**Aim of the exercise:** Say how many lines contain the word "Shareholder". Only the number should be given.

**Records that describe figures:**
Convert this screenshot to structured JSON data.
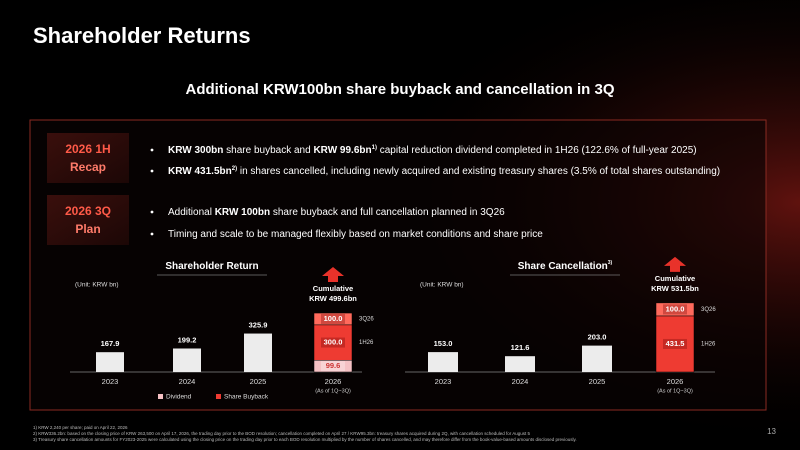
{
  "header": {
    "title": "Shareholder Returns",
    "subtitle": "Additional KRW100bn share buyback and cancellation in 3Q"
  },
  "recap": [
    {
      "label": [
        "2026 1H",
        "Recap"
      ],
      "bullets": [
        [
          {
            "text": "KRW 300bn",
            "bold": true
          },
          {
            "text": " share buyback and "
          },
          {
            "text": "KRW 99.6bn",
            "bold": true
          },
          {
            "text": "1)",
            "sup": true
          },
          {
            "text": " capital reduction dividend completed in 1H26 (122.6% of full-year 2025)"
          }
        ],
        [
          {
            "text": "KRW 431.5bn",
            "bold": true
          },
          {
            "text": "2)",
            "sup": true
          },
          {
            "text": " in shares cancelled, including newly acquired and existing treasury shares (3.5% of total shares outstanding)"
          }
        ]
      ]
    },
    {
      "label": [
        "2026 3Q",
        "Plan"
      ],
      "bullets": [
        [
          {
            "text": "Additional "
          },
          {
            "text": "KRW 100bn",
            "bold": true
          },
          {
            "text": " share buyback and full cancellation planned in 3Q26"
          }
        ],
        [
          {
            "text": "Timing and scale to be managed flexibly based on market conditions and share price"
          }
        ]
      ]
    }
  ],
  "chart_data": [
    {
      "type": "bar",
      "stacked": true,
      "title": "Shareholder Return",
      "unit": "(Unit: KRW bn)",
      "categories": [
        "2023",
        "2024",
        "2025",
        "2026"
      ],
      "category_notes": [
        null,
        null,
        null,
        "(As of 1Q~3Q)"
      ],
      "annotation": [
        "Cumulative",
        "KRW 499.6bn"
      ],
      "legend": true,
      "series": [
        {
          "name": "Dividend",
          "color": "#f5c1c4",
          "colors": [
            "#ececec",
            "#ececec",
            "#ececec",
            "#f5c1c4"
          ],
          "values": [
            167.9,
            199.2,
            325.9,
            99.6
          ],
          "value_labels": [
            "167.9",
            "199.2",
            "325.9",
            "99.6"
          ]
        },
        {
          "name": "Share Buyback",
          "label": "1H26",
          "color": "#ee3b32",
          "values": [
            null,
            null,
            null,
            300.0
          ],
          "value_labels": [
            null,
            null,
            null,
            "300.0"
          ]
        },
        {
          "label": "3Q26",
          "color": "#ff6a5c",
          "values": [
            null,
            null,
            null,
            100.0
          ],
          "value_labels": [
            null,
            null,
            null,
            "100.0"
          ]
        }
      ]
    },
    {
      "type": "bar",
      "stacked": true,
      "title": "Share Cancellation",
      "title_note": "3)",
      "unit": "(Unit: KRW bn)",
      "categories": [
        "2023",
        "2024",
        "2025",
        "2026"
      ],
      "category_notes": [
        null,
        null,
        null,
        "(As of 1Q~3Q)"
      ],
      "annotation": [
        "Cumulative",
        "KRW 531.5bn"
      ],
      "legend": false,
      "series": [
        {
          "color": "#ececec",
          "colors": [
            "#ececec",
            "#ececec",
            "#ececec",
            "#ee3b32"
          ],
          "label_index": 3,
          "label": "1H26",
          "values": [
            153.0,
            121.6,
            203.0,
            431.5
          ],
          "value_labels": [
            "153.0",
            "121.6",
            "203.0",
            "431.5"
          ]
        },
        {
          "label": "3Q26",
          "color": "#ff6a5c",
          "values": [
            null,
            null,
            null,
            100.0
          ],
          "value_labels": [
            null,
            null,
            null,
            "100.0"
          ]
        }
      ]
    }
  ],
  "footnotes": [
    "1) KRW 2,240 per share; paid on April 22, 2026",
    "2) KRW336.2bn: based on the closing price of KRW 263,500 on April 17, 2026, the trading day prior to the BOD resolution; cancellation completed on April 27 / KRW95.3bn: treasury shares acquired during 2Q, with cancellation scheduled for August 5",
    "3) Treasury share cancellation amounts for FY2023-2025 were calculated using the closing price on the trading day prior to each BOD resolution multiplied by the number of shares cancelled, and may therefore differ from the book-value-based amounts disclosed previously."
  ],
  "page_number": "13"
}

---

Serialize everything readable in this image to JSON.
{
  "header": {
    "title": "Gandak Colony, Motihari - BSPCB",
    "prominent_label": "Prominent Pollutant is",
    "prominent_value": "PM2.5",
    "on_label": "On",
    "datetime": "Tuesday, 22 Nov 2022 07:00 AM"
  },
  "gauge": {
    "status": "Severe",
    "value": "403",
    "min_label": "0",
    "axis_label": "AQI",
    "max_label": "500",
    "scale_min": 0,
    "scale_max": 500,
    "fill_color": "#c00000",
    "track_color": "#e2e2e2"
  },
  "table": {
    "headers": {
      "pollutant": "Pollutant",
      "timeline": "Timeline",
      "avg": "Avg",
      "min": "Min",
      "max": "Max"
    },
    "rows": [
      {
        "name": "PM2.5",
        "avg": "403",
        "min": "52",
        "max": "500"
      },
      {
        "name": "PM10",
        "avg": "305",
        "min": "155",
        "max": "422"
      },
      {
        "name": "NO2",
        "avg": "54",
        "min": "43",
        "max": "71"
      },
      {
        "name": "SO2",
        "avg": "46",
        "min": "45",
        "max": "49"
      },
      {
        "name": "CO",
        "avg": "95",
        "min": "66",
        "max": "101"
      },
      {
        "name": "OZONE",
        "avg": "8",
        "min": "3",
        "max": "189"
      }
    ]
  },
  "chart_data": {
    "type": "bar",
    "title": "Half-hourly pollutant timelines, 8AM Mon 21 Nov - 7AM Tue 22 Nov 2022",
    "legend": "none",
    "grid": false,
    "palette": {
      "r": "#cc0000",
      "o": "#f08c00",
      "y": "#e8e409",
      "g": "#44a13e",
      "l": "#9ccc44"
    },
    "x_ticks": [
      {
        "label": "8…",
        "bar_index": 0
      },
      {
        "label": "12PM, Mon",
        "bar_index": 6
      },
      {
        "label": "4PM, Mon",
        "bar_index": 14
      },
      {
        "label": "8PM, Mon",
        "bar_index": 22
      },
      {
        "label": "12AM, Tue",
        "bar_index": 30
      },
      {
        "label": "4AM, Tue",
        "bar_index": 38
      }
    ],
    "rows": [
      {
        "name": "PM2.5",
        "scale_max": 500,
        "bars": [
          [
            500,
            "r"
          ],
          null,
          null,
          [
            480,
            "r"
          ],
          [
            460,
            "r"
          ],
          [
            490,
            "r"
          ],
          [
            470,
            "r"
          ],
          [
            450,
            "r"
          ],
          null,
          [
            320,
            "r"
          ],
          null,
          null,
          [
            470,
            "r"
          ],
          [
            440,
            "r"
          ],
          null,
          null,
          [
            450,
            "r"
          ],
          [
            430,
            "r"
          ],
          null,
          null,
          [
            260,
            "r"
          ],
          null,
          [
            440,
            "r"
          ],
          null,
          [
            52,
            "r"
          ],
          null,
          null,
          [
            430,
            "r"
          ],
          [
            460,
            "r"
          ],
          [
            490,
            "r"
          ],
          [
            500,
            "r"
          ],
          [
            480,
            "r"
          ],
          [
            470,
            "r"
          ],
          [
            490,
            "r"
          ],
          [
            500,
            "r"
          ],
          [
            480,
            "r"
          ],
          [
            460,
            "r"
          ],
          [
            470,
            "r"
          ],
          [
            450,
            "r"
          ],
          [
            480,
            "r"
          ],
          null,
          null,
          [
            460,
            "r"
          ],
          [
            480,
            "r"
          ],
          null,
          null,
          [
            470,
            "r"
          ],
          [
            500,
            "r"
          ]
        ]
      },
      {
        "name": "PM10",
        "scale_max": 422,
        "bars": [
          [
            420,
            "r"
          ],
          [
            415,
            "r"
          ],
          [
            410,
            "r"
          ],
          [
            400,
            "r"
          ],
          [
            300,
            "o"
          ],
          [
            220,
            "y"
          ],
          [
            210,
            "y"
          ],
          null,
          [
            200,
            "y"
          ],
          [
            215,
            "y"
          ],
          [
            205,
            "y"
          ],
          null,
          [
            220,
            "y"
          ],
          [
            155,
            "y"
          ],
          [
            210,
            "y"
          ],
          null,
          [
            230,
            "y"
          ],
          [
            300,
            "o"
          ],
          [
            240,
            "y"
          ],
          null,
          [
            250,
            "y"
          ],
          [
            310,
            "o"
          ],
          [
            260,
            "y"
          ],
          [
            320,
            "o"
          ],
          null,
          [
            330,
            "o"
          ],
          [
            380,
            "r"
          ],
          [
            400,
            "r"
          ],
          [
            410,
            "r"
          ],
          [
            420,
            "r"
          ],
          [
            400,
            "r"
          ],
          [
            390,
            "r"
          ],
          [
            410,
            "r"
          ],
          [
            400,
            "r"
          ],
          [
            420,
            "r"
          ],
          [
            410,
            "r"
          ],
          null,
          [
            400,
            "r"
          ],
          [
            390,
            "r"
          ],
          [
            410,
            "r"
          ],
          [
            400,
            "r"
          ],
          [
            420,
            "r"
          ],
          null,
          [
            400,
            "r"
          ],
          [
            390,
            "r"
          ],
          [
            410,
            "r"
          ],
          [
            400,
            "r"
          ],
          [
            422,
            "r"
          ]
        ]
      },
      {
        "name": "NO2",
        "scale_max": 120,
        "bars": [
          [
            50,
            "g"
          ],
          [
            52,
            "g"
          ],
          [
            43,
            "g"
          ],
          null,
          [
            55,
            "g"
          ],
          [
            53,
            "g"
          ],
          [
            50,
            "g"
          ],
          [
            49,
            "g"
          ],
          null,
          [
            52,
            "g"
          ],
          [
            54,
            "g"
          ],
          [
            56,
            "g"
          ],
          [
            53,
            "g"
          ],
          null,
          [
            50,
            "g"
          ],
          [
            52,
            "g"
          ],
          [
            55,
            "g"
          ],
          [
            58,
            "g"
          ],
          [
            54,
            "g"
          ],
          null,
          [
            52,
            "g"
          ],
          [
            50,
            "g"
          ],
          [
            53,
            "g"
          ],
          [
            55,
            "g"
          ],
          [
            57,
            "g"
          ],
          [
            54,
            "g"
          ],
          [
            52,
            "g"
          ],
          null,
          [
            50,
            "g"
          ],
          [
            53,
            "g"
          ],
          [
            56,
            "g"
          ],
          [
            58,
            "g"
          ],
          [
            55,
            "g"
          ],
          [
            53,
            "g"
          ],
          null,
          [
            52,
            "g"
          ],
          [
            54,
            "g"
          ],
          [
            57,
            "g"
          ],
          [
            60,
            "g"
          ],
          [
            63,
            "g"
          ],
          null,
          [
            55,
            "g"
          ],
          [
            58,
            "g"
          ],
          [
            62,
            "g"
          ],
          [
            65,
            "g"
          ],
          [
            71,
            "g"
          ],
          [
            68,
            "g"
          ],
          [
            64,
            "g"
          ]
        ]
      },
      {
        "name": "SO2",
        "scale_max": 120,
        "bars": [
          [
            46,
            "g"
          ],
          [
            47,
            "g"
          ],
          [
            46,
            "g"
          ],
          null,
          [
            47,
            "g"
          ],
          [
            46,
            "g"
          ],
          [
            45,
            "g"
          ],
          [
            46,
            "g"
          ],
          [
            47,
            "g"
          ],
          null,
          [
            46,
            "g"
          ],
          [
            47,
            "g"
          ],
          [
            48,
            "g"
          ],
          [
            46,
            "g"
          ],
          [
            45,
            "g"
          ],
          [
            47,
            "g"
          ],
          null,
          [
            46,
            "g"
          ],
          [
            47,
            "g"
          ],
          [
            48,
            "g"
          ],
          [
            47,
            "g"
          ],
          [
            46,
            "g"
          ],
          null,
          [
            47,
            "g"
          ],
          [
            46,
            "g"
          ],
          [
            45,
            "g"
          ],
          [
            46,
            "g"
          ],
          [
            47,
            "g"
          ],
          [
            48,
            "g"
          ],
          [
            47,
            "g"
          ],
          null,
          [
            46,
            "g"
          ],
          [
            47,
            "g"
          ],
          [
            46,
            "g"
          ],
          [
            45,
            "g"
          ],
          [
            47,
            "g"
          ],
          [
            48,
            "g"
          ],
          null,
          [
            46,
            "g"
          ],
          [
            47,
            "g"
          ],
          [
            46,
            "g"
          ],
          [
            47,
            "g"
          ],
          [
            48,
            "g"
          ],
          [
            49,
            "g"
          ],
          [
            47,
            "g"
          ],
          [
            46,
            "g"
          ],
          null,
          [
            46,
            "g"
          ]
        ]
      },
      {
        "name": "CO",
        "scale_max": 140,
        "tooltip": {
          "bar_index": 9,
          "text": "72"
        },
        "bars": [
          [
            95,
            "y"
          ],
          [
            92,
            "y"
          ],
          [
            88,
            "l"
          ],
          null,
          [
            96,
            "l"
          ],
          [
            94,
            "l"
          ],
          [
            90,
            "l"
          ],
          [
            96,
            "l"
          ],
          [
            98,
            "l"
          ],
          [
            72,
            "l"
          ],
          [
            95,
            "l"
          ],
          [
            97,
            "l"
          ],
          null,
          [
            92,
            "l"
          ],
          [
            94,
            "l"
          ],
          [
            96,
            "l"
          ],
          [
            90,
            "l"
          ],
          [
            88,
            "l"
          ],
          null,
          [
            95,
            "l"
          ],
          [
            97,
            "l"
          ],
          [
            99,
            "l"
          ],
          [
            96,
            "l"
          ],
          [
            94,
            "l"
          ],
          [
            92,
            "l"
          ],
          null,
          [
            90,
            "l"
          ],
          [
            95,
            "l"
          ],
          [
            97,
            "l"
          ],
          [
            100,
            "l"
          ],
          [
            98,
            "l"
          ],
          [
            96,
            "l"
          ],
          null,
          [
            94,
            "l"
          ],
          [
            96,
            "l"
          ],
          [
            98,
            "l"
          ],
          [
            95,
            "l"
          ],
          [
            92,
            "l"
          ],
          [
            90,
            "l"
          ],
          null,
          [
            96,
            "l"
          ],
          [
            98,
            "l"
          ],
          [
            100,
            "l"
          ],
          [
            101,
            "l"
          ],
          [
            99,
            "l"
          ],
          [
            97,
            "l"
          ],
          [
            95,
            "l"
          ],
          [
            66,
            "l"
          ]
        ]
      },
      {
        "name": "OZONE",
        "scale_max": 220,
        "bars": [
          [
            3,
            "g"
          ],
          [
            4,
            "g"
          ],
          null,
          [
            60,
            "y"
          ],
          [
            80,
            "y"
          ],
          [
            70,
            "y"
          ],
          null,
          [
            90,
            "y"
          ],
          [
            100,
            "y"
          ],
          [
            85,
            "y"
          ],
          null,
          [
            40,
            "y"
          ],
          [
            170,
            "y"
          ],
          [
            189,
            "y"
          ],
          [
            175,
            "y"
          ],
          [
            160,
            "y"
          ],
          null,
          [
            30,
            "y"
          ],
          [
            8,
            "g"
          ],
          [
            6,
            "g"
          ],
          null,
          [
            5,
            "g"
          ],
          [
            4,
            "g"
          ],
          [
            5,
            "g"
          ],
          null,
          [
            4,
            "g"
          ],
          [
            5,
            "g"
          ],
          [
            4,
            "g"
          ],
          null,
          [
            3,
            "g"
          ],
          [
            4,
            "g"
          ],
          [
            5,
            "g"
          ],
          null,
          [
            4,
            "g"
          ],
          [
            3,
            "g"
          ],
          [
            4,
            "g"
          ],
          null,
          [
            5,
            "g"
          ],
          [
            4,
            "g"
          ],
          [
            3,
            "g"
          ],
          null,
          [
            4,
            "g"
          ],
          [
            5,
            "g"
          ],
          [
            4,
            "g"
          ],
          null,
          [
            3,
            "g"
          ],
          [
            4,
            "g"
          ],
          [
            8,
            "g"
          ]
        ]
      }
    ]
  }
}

**Response for this exercise:** 2